Source data
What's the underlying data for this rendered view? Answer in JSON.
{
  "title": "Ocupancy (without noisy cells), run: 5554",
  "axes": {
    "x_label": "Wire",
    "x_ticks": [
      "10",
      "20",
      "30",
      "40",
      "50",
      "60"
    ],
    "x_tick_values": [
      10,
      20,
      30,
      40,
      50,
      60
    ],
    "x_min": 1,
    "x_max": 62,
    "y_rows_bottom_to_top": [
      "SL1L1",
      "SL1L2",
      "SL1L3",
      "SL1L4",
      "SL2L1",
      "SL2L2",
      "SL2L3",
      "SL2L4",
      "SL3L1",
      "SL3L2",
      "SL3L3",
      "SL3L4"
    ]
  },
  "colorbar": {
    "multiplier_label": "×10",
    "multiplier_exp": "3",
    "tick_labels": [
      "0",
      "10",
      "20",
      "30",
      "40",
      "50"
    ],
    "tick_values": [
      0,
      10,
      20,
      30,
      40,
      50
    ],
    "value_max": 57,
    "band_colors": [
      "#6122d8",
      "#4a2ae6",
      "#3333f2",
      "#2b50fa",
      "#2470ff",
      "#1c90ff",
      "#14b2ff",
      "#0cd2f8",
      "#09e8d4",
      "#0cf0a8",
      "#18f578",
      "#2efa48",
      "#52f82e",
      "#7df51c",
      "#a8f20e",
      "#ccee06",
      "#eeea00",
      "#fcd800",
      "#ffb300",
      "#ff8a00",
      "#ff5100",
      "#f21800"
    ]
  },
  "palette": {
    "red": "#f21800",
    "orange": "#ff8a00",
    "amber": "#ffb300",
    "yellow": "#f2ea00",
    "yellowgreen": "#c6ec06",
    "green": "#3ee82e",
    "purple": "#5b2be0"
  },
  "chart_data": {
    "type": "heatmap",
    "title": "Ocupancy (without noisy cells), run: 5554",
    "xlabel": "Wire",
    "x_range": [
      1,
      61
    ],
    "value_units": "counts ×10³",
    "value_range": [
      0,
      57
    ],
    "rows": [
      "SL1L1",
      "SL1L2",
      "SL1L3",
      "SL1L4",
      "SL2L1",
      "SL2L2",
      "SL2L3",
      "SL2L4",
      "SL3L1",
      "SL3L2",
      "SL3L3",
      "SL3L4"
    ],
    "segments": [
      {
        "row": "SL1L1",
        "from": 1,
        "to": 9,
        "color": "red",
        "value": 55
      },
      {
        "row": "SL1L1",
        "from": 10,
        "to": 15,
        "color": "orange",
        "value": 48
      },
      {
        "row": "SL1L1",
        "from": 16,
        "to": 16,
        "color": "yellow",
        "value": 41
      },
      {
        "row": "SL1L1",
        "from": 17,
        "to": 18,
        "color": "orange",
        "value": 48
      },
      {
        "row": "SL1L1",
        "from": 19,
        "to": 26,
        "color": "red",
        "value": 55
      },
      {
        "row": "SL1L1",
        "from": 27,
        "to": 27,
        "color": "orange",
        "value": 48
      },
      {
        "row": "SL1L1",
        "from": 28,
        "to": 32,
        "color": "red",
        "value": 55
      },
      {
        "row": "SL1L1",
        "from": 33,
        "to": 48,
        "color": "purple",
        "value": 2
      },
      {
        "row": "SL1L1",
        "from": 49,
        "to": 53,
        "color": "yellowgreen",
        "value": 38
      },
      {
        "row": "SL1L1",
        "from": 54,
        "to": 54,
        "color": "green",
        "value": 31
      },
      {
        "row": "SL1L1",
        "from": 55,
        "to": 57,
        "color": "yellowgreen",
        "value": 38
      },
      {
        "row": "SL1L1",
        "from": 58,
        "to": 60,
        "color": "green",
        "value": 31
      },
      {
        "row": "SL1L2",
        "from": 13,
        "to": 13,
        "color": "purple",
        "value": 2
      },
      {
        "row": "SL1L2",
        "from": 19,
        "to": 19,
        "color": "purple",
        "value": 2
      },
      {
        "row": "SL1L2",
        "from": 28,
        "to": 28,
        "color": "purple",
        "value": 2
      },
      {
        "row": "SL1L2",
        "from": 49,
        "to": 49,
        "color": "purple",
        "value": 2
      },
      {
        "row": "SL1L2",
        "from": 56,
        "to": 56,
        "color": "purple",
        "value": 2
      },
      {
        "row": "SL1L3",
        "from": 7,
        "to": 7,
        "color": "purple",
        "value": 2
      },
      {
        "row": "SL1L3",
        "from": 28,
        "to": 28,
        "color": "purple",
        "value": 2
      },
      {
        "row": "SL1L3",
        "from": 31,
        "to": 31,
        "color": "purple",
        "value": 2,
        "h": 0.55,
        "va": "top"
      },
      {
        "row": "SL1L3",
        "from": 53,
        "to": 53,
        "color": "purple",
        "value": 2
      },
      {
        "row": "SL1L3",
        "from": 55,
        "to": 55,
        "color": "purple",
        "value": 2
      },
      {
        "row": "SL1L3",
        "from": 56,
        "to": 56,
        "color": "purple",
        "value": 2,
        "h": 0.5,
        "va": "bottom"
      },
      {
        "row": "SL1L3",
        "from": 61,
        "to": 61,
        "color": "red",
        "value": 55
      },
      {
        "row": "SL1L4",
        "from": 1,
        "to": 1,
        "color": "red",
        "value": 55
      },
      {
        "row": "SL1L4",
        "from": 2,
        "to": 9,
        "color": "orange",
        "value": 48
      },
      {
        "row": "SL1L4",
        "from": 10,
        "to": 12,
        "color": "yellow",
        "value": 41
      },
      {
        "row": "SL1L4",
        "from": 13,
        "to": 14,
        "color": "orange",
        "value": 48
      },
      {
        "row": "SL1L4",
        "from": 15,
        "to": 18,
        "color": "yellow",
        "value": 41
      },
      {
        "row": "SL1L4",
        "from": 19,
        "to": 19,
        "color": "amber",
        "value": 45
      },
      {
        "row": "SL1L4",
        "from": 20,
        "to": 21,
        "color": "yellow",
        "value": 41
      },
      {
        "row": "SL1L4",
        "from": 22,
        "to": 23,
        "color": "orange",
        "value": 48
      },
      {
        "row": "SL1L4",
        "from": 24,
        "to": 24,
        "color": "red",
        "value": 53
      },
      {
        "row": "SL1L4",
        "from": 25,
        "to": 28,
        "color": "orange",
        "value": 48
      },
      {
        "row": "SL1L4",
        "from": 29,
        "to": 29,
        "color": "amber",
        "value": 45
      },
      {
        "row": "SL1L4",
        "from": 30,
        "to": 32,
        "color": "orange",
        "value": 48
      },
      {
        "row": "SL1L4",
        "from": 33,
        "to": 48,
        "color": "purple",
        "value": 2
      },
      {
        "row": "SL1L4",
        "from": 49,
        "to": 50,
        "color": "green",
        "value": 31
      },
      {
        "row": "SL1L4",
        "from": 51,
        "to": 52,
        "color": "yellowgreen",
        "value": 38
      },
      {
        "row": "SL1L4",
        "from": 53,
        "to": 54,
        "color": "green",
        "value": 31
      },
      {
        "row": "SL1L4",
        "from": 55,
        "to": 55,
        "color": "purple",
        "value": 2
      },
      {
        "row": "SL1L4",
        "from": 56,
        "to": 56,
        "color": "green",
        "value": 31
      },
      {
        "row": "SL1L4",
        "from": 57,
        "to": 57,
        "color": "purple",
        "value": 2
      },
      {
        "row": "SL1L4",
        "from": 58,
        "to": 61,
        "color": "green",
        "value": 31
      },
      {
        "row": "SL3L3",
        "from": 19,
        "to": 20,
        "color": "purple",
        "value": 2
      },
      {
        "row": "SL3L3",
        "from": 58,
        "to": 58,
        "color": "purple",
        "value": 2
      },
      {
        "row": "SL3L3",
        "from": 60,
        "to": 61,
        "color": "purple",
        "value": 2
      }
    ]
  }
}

| EXERCISE REQUIREMENTS |
Copy out each record word for word.

| TASK OUTPUT |
What's the underlying data for this rendered view? Answer in JSON.
{
  "title": "Ocupancy (without noisy cells), run: 5554",
  "axes": {
    "x_label": "Wire",
    "x_ticks": [
      "10",
      "20",
      "30",
      "40",
      "50",
      "60"
    ],
    "x_tick_values": [
      10,
      20,
      30,
      40,
      50,
      60
    ],
    "x_min": 1,
    "x_max": 62,
    "y_rows_bottom_to_top": [
      "SL1L1",
      "SL1L2",
      "SL1L3",
      "SL1L4",
      "SL2L1",
      "SL2L2",
      "SL2L3",
      "SL2L4",
      "SL3L1",
      "SL3L2",
      "SL3L3",
      "SL3L4"
    ]
  },
  "colorbar": {
    "multiplier_label": "×10",
    "multiplier_exp": "3",
    "tick_labels": [
      "0",
      "10",
      "20",
      "30",
      "40",
      "50"
    ],
    "tick_values": [
      0,
      10,
      20,
      30,
      40,
      50
    ],
    "value_max": 57,
    "band_colors": [
      "#6122d8",
      "#4a2ae6",
      "#3333f2",
      "#2b50fa",
      "#2470ff",
      "#1c90ff",
      "#14b2ff",
      "#0cd2f8",
      "#09e8d4",
      "#0cf0a8",
      "#18f578",
      "#2efa48",
      "#52f82e",
      "#7df51c",
      "#a8f20e",
      "#ccee06",
      "#eeea00",
      "#fcd800",
      "#ffb300",
      "#ff8a00",
      "#ff5100",
      "#f21800"
    ]
  },
  "palette": {
    "red": "#f21800",
    "orange": "#ff8a00",
    "amber": "#ffb300",
    "yellow": "#f2ea00",
    "yellowgreen": "#c6ec06",
    "green": "#3ee82e",
    "purple": "#5b2be0"
  },
  "chart_data": {
    "type": "heatmap",
    "title": "Ocupancy (without noisy cells), run: 5554",
    "xlabel": "Wire",
    "x_range": [
      1,
      61
    ],
    "value_units": "counts ×10³",
    "value_range": [
      0,
      57
    ],
    "rows": [
      "SL1L1",
      "SL1L2",
      "SL1L3",
      "SL1L4",
      "SL2L1",
      "SL2L2",
      "SL2L3",
      "SL2L4",
      "SL3L1",
      "SL3L2",
      "SL3L3",
      "SL3L4"
    ],
    "segments": [
      {
        "row": "SL1L1",
        "from": 1,
        "to": 9,
        "color": "red",
        "value": 55
      },
      {
        "row": "SL1L1",
        "from": 10,
        "to": 15,
        "color": "orange",
        "value": 48
      },
      {
        "row": "SL1L1",
        "from": 16,
        "to": 16,
        "color": "yellow",
        "value": 41
      },
      {
        "row": "SL1L1",
        "from": 17,
        "to": 18,
        "color": "orange",
        "value": 48
      },
      {
        "row": "SL1L1",
        "from": 19,
        "to": 26,
        "color": "red",
        "value": 55
      },
      {
        "row": "SL1L1",
        "from": 27,
        "to": 27,
        "color": "orange",
        "value": 48
      },
      {
        "row": "SL1L1",
        "from": 28,
        "to": 32,
        "color": "red",
        "value": 55
      },
      {
        "row": "SL1L1",
        "from": 33,
        "to": 48,
        "color": "purple",
        "value": 2
      },
      {
        "row": "SL1L1",
        "from": 49,
        "to": 53,
        "color": "yellowgreen",
        "value": 38
      },
      {
        "row": "SL1L1",
        "from": 54,
        "to": 54,
        "color": "green",
        "value": 31
      },
      {
        "row": "SL1L1",
        "from": 55,
        "to": 57,
        "color": "yellowgreen",
        "value": 38
      },
      {
        "row": "SL1L1",
        "from": 58,
        "to": 60,
        "color": "green",
        "value": 31
      },
      {
        "row": "SL1L2",
        "from": 13,
        "to": 13,
        "color": "purple",
        "value": 2
      },
      {
        "row": "SL1L2",
        "from": 19,
        "to": 19,
        "color": "purple",
        "value": 2
      },
      {
        "row": "SL1L2",
        "from": 28,
        "to": 28,
        "color": "purple",
        "value": 2
      },
      {
        "row": "SL1L2",
        "from": 49,
        "to": 49,
        "color": "purple",
        "value": 2
      },
      {
        "row": "SL1L2",
        "from": 56,
        "to": 56,
        "color": "purple",
        "value": 2
      },
      {
        "row": "SL1L3",
        "from": 7,
        "to": 7,
        "color": "purple",
        "value": 2
      },
      {
        "row": "SL1L3",
        "from": 28,
        "to": 28,
        "color": "purple",
        "value": 2
      },
      {
        "row": "SL1L3",
        "from": 31,
        "to": 31,
        "color": "purple",
        "value": 2,
        "h": 0.55,
        "va": "top"
      },
      {
        "row": "SL1L3",
        "from": 53,
        "to": 53,
        "color": "purple",
        "value": 2
      },
      {
        "row": "SL1L3",
        "from": 55,
        "to": 55,
        "color": "purple",
        "value": 2
      },
      {
        "row": "SL1L3",
        "from": 56,
        "to": 56,
        "color": "purple",
        "value": 2,
        "h": 0.5,
        "va": "bottom"
      },
      {
        "row": "SL1L3",
        "from": 61,
        "to": 61,
        "color": "red",
        "value": 55
      },
      {
        "row": "SL1L4",
        "from": 1,
        "to": 1,
        "color": "red",
        "value": 55
      },
      {
        "row": "SL1L4",
        "from": 2,
        "to": 9,
        "color": "orange",
        "value": 48
      },
      {
        "row": "SL1L4",
        "from": 10,
        "to": 12,
        "color": "yellow",
        "value": 41
      },
      {
        "row": "SL1L4",
        "from": 13,
        "to": 14,
        "color": "orange",
        "value": 48
      },
      {
        "row": "SL1L4",
        "from": 15,
        "to": 18,
        "color": "yellow",
        "value": 41
      },
      {
        "row": "SL1L4",
        "from": 19,
        "to": 19,
        "color": "amber",
        "value": 45
      },
      {
        "row": "SL1L4",
        "from": 20,
        "to": 21,
        "color": "yellow",
        "value": 41
      },
      {
        "row": "SL1L4",
        "from": 22,
        "to": 23,
        "color": "orange",
        "value": 48
      },
      {
        "row": "SL1L4",
        "from": 24,
        "to": 24,
        "color": "red",
        "value": 53
      },
      {
        "row": "SL1L4",
        "from": 25,
        "to": 28,
        "color": "orange",
        "value": 48
      },
      {
        "row": "SL1L4",
        "from": 29,
        "to": 29,
        "color": "amber",
        "value": 45
      },
      {
        "row": "SL1L4",
        "from": 30,
        "to": 32,
        "color": "orange",
        "value": 48
      },
      {
        "row": "SL1L4",
        "from": 33,
        "to": 48,
        "color": "purple",
        "value": 2
      },
      {
        "row": "SL1L4",
        "from": 49,
        "to": 50,
        "color": "green",
        "value": 31
      },
      {
        "row": "SL1L4",
        "from": 51,
        "to": 52,
        "color": "yellowgreen",
        "value": 38
      },
      {
        "row": "SL1L4",
        "from": 53,
        "to": 54,
        "color": "green",
        "value": 31
      },
      {
        "row": "SL1L4",
        "from": 55,
        "to": 55,
        "color": "purple",
        "value": 2
      },
      {
        "row": "SL1L4",
        "from": 56,
        "to": 56,
        "color": "green",
        "value": 31
      },
      {
        "row": "SL1L4",
        "from": 57,
        "to": 57,
        "color": "purple",
        "value": 2
      },
      {
        "row": "SL1L4",
        "from": 58,
        "to": 61,
        "color": "green",
        "value": 31
      },
      {
        "row": "SL3L3",
        "from": 19,
        "to": 20,
        "color": "purple",
        "value": 2
      },
      {
        "row": "SL3L3",
        "from": 58,
        "to": 58,
        "color": "purple",
        "value": 2
      },
      {
        "row": "SL3L3",
        "from": 60,
        "to": 61,
        "color": "purple",
        "value": 2
      }
    ]
  }
}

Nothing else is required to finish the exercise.